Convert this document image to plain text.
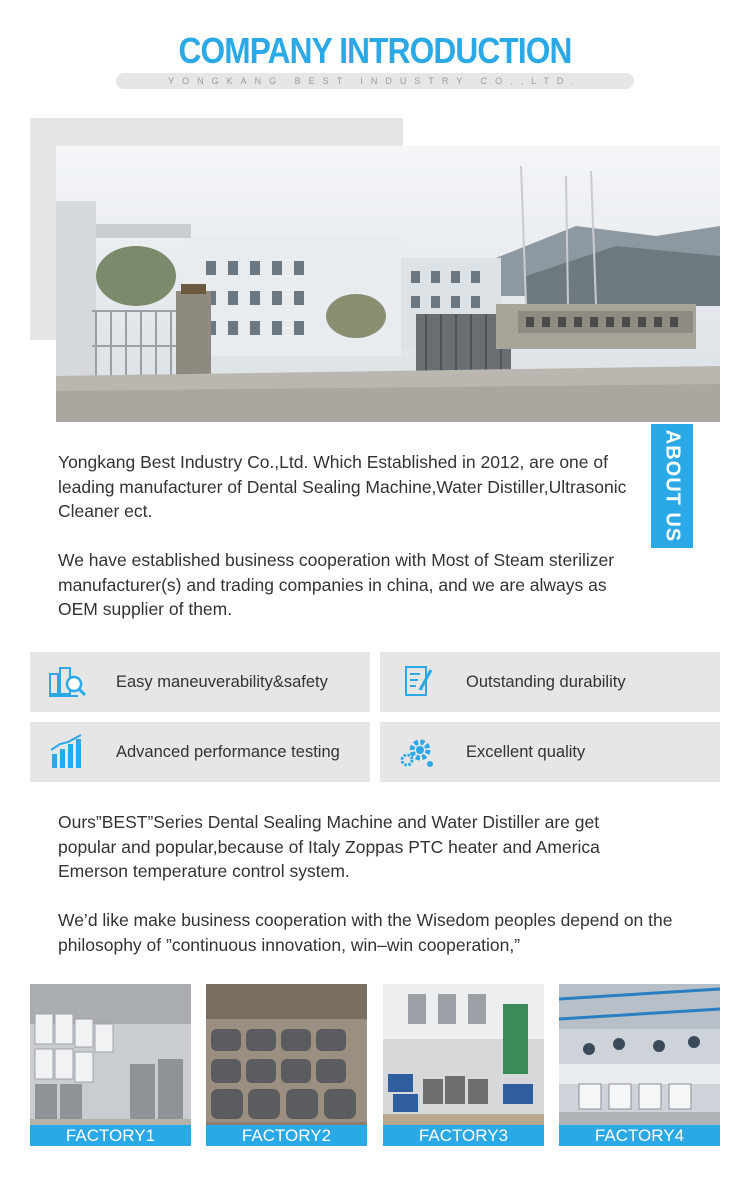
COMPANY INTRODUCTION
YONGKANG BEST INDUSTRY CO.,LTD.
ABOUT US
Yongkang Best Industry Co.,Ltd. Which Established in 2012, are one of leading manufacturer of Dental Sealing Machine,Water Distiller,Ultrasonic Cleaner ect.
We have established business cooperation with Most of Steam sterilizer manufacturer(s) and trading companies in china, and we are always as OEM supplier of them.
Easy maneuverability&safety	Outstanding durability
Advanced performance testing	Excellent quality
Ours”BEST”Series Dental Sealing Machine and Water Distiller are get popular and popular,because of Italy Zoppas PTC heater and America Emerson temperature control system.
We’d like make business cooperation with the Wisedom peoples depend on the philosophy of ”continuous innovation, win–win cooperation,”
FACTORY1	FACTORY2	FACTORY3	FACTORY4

:::::

_WHAT YOU ARE ASKED TO DO_. Repeat each entry above word for word, leaving every picture out.

_WRITTEN RESPONSE_.
Convert this document image to plain text.
COMPANY INTRODUCTION
YONGKANG BEST INDUSTRY CO.,LTD.
ABOUT US
Yongkang Best Industry Co.,Ltd. Which Established in 2012, are one of leading manufacturer of Dental Sealing Machine,Water Distiller,Ultrasonic Cleaner ect.
We have established business cooperation with Most of Steam sterilizer manufacturer(s) and trading companies in china, and we are always as OEM supplier of them.
Easy maneuverability&safety	Outstanding durability
Advanced performance testing	Excellent quality
Ours”BEST”Series Dental Sealing Machine and Water Distiller are get popular and popular,because of Italy Zoppas PTC heater and America Emerson temperature control system.
We’d like make business cooperation with the Wisedom peoples depend on the philosophy of ”continuous innovation, win–win cooperation,”
FACTORY1	FACTORY2	FACTORY3	FACTORY4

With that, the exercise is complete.